» WHAT TO DO:
Can you print the source data word for word from its first line through the line containing "comparator-icon: + - — [551, 438, 604, 512]", including that line?

[Source data]

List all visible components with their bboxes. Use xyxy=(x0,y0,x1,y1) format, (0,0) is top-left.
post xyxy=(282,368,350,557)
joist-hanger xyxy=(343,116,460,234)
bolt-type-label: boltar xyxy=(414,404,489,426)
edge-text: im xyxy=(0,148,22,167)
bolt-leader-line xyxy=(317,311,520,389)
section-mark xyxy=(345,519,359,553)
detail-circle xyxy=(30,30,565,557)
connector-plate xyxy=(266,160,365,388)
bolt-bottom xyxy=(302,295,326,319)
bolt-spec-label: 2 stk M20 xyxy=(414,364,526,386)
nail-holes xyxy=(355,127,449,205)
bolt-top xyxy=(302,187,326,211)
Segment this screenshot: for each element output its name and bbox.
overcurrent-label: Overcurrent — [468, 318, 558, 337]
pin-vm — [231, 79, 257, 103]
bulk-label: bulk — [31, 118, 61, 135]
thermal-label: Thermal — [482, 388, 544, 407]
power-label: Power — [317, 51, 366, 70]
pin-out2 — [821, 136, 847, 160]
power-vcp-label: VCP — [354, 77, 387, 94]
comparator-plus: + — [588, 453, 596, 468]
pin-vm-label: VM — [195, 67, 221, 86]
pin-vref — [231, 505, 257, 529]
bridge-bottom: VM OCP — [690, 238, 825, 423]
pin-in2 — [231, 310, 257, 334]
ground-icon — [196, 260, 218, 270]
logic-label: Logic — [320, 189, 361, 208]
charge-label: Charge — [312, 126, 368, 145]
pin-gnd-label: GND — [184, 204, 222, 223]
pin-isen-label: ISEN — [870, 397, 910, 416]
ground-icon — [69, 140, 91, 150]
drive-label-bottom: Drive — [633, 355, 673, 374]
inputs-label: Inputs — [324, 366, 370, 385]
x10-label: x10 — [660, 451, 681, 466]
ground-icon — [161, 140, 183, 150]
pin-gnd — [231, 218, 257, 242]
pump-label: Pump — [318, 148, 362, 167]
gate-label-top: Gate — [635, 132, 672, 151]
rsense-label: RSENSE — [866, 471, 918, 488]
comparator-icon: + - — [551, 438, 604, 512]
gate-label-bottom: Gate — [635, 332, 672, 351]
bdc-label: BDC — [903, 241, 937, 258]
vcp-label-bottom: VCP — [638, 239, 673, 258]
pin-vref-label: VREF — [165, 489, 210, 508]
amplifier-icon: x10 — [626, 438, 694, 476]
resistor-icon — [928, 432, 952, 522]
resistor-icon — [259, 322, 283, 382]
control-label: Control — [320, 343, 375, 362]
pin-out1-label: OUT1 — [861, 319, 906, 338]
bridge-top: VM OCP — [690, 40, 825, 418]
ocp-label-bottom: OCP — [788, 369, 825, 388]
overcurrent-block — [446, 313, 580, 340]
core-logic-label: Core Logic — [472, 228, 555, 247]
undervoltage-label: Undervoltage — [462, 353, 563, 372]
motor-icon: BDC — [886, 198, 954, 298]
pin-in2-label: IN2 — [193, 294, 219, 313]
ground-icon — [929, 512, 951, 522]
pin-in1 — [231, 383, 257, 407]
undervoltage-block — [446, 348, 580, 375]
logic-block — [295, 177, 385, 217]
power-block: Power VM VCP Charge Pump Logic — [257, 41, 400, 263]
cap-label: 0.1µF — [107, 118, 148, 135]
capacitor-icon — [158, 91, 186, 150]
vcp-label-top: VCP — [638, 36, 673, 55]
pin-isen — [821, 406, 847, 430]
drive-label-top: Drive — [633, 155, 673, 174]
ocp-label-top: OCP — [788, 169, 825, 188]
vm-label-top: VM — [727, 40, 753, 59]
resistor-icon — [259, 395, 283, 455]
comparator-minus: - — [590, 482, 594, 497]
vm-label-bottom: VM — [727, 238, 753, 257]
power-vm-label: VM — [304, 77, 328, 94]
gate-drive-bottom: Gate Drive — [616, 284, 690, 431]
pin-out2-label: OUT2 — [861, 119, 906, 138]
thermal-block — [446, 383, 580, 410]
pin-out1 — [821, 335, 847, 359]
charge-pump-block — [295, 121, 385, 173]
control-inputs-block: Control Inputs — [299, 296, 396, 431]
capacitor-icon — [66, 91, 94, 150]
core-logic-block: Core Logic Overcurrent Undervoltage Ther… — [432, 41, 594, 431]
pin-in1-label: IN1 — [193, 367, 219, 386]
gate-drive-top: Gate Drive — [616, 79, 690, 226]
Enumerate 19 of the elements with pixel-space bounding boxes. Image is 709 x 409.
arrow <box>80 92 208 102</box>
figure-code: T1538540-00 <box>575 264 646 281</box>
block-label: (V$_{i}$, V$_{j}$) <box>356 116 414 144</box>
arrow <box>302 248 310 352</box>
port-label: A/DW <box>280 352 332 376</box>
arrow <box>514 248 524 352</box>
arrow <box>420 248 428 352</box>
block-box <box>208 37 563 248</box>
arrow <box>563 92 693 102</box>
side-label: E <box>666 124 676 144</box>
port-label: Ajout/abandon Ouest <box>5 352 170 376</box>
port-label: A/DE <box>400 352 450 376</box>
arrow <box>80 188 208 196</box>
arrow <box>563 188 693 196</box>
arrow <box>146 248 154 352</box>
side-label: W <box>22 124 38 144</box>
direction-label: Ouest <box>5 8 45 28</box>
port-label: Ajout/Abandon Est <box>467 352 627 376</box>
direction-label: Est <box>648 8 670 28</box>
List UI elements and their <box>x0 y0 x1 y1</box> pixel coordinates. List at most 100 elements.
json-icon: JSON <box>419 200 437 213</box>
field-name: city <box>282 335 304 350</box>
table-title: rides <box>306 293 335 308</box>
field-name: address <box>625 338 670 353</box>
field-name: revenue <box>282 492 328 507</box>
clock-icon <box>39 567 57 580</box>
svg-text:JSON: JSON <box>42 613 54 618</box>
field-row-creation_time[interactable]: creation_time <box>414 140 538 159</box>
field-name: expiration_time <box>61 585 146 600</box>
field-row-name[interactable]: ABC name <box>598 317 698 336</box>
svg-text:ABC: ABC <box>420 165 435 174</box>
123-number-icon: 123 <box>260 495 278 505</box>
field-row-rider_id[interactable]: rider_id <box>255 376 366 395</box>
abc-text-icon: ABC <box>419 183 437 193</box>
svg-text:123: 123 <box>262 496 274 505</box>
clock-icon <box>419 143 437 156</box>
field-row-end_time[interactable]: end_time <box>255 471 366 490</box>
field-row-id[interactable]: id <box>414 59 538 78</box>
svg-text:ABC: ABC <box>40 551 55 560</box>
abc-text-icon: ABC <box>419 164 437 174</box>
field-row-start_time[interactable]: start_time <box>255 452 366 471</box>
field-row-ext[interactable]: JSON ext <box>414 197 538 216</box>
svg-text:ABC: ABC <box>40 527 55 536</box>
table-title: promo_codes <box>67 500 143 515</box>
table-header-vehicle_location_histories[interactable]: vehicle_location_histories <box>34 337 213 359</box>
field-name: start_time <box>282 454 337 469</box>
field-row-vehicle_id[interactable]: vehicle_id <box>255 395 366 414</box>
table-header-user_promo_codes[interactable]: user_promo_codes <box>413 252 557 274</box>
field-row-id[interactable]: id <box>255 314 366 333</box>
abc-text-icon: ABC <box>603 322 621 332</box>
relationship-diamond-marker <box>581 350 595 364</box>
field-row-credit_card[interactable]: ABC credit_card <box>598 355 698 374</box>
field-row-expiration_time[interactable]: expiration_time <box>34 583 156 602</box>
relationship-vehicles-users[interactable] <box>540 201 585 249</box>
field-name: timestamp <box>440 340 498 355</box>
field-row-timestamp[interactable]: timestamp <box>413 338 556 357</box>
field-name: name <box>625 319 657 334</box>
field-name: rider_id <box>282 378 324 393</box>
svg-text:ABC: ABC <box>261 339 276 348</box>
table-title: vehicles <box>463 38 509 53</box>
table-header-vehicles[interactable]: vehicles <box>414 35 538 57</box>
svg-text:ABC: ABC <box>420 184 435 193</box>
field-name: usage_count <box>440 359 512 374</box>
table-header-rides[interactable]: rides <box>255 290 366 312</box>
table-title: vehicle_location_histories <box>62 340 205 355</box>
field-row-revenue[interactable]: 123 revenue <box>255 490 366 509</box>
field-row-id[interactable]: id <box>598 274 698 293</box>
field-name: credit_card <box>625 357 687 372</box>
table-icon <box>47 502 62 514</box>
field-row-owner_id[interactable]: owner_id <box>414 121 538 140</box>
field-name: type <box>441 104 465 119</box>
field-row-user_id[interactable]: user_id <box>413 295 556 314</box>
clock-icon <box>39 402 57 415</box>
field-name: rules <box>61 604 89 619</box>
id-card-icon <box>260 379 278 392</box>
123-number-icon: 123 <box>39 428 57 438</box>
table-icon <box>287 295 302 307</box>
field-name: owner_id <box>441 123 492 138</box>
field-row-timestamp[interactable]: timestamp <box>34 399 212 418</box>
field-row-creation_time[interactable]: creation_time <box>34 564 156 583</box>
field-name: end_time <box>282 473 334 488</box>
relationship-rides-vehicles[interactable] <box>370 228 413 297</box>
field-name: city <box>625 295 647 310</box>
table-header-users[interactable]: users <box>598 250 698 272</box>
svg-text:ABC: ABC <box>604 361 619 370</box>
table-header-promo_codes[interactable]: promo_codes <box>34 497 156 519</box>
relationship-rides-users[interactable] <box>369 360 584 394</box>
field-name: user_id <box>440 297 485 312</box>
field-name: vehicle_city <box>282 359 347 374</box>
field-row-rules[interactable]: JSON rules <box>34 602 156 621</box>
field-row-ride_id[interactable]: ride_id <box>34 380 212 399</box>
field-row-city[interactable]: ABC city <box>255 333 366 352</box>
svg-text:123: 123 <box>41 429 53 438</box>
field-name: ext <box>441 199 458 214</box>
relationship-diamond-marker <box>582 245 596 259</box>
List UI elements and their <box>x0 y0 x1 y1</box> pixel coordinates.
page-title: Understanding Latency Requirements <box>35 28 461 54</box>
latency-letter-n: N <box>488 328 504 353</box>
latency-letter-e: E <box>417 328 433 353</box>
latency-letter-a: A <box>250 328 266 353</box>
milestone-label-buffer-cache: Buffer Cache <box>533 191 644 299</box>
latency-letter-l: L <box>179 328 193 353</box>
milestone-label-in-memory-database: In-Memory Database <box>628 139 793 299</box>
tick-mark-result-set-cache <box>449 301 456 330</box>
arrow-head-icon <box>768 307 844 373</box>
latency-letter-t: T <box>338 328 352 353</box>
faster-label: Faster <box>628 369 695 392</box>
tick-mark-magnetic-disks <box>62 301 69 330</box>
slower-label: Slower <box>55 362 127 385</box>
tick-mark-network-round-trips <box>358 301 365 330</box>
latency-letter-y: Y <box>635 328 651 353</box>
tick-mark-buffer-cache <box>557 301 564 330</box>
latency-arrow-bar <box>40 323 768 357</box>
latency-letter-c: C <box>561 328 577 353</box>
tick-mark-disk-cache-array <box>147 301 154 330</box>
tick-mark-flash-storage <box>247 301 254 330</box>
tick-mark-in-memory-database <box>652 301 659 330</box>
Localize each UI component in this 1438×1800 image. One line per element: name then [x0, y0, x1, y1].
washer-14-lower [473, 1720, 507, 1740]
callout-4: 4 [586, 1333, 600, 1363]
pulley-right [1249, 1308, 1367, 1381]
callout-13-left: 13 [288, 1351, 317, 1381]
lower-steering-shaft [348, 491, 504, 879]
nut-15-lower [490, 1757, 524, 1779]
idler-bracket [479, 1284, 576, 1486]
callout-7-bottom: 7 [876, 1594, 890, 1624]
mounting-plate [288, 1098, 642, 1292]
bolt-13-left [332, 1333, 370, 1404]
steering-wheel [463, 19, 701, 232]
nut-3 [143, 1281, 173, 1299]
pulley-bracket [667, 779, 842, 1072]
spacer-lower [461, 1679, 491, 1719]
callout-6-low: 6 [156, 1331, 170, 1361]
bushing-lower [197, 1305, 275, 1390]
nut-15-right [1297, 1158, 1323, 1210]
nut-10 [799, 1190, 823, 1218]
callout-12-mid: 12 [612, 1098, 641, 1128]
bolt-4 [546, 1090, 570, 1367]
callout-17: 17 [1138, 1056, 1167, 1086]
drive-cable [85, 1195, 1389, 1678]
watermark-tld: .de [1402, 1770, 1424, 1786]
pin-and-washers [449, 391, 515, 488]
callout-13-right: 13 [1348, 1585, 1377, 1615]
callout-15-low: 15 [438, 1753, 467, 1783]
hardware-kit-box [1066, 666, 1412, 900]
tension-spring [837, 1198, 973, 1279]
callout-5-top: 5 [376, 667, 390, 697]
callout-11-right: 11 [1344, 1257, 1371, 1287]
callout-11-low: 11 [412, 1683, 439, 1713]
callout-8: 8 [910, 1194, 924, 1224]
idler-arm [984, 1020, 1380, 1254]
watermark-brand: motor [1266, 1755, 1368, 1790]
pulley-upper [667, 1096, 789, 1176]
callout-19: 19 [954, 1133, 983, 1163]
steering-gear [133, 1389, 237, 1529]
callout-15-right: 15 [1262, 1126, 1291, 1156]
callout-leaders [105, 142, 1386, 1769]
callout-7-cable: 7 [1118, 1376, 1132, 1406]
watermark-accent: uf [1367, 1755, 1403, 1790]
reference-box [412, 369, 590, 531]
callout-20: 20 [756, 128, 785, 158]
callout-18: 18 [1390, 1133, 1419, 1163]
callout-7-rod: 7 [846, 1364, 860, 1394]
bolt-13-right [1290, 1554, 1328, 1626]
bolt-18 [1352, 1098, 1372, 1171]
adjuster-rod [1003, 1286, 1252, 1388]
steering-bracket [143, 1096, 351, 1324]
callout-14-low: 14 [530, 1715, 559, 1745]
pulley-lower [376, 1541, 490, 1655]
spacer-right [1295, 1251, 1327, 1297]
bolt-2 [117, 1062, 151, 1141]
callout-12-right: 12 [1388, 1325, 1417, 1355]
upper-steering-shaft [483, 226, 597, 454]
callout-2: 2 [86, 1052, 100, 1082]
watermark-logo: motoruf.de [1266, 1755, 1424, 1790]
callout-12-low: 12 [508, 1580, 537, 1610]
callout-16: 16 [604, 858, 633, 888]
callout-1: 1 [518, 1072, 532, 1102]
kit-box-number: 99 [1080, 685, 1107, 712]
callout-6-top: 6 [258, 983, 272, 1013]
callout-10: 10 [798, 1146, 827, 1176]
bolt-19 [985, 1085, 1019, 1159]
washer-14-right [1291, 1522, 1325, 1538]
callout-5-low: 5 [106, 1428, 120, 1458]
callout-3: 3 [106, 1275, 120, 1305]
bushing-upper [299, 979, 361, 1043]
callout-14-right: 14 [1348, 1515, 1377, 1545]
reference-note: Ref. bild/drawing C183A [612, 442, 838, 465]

» EXERCISE OUTPUT:
List all visible components with their bboxes. Use xyxy=(x0,y0,x1,y1) format, (0,0) is top-left.
post xyxy=(282,368,350,557)
joist-hanger xyxy=(343,116,460,234)
bolt-type-label: boltar xyxy=(414,404,489,426)
edge-text: im xyxy=(0,148,22,167)
bolt-leader-line xyxy=(317,311,520,389)
section-mark xyxy=(345,519,359,553)
detail-circle xyxy=(30,30,565,557)
connector-plate xyxy=(266,160,365,388)
bolt-bottom xyxy=(302,295,326,319)
bolt-spec-label: 2 stk M20 xyxy=(414,364,526,386)
nail-holes xyxy=(355,127,449,205)
bolt-top xyxy=(302,187,326,211)
Segment this screenshot: for each element output its name and bbox.
overcurrent-label: Overcurrent — [468, 318, 558, 337]
pin-vm — [231, 79, 257, 103]
bulk-label: bulk — [31, 118, 61, 135]
thermal-label: Thermal — [482, 388, 544, 407]
power-label: Power — [317, 51, 366, 70]
pin-out2 — [821, 136, 847, 160]
power-vcp-label: VCP — [354, 77, 387, 94]
comparator-plus: + — [588, 453, 596, 468]
pin-vm-label: VM — [195, 67, 221, 86]
pin-vref — [231, 505, 257, 529]
bridge-bottom: VM OCP — [690, 238, 825, 423]
pin-in2 — [231, 310, 257, 334]
ground-icon — [196, 260, 218, 270]
logic-label: Logic — [320, 189, 361, 208]
charge-label: Charge — [312, 126, 368, 145]
pin-gnd-label: GND — [184, 204, 222, 223]
pin-isen-label: ISEN — [870, 397, 910, 416]
ground-icon — [69, 140, 91, 150]
drive-label-bottom: Drive — [633, 355, 673, 374]
inputs-label: Inputs — [324, 366, 370, 385]
x10-label: x10 — [660, 451, 681, 466]
ground-icon — [161, 140, 183, 150]
pin-gnd — [231, 218, 257, 242]
pump-label: Pump — [318, 148, 362, 167]
gate-label-top: Gate — [635, 132, 672, 151]
rsense-label: RSENSE — [866, 471, 918, 488]
comparator-icon: + - — [551, 438, 604, 512]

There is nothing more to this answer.